▶ _EXERCISE REQUIREMENTS_
Give only the number of lines where "Punkte" occurs.

Saved entries:
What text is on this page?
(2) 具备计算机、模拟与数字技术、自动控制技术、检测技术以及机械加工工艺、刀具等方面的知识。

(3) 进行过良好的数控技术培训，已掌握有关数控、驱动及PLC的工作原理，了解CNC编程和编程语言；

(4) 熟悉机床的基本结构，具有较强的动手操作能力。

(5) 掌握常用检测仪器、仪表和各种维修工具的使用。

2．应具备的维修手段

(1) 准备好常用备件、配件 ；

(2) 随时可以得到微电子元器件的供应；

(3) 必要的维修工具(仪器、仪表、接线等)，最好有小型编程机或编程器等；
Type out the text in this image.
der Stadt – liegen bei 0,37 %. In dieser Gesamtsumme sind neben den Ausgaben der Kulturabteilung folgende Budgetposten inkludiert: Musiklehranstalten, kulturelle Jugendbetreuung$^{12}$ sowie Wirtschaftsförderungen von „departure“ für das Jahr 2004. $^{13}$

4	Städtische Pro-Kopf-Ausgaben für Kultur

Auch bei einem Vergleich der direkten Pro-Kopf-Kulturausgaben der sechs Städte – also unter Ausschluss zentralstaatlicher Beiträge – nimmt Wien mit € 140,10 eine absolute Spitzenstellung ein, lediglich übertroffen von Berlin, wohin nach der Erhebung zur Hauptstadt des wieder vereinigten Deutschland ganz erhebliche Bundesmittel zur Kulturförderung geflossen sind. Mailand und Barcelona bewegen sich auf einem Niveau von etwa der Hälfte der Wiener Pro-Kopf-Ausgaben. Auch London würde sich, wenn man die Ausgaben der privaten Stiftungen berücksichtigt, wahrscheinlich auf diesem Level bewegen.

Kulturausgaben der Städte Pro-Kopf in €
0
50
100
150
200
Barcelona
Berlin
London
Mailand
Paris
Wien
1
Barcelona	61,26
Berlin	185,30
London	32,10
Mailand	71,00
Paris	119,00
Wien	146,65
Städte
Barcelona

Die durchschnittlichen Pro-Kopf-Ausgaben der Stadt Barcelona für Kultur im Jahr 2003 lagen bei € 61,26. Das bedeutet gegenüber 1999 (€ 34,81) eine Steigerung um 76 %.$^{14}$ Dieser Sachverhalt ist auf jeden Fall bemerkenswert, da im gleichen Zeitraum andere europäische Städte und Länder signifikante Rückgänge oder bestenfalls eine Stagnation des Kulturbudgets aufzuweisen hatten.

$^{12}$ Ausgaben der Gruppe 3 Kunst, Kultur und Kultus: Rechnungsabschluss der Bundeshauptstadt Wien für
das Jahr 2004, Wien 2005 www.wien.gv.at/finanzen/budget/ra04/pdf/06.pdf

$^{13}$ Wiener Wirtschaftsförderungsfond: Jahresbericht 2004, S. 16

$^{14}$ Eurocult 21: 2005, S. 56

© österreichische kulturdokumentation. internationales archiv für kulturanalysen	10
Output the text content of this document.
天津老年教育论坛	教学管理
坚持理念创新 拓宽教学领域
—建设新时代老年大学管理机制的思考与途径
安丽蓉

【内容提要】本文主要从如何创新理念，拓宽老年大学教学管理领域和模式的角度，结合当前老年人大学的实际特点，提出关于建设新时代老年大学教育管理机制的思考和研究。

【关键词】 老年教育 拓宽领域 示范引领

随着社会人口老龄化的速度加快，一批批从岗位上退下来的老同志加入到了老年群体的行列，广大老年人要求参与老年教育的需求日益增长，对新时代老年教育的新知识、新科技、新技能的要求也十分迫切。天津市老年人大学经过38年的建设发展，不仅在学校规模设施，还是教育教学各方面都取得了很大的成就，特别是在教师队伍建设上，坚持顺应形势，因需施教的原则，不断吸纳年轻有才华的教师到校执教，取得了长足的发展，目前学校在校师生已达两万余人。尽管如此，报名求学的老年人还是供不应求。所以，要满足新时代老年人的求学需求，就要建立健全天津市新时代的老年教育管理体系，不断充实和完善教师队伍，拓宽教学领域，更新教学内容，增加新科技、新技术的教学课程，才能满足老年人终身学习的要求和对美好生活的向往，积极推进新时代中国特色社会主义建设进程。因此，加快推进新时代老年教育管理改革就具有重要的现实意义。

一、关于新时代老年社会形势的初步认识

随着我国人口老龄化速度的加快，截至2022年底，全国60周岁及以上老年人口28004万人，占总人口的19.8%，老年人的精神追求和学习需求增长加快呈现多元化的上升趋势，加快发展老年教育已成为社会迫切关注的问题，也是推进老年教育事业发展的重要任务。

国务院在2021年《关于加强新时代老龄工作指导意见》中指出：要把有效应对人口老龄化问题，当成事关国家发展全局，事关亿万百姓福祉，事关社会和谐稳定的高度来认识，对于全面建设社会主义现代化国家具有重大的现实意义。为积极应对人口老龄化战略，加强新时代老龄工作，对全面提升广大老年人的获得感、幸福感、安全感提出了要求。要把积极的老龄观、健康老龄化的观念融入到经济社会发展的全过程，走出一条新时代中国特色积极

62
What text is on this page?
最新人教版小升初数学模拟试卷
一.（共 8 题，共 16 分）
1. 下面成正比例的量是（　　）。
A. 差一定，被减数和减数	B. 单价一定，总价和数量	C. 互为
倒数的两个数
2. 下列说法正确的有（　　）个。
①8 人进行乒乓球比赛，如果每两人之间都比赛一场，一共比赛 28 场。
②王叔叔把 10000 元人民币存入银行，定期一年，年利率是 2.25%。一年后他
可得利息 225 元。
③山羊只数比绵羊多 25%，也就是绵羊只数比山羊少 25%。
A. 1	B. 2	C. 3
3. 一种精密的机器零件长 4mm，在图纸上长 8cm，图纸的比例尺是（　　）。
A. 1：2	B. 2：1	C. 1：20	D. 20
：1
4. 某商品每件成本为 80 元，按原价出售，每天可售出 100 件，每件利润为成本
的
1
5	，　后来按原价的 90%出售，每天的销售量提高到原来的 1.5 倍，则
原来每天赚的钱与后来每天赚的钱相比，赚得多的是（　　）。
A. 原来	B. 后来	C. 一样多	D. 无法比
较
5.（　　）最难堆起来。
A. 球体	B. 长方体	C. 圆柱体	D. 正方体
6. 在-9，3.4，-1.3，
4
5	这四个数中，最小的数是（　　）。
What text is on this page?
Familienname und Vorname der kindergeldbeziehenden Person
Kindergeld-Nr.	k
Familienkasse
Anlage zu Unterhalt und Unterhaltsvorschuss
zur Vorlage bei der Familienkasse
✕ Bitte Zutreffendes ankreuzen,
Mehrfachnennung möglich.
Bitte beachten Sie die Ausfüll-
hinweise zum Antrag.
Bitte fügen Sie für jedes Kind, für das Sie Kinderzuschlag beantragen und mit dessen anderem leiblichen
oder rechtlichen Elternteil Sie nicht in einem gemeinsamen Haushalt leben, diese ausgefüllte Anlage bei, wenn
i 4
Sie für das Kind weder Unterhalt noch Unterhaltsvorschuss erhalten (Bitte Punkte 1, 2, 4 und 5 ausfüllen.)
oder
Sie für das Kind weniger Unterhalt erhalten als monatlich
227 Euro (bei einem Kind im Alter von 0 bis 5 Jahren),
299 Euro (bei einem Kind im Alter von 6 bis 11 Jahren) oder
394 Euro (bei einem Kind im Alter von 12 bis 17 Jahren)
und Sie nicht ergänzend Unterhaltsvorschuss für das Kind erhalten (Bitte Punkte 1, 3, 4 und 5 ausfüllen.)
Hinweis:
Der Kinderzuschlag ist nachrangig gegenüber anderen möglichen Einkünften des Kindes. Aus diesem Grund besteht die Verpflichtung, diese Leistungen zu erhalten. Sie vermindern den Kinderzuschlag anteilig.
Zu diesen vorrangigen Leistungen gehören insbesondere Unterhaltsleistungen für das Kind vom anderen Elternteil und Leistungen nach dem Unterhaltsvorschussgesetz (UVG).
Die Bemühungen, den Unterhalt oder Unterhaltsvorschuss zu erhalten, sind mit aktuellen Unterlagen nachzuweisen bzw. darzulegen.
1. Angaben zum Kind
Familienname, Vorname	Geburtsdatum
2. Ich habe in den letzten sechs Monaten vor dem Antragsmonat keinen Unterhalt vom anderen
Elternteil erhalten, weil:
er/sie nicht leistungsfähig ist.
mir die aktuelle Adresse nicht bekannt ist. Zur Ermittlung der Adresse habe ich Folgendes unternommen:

▶ _FINAL ANSWER_
2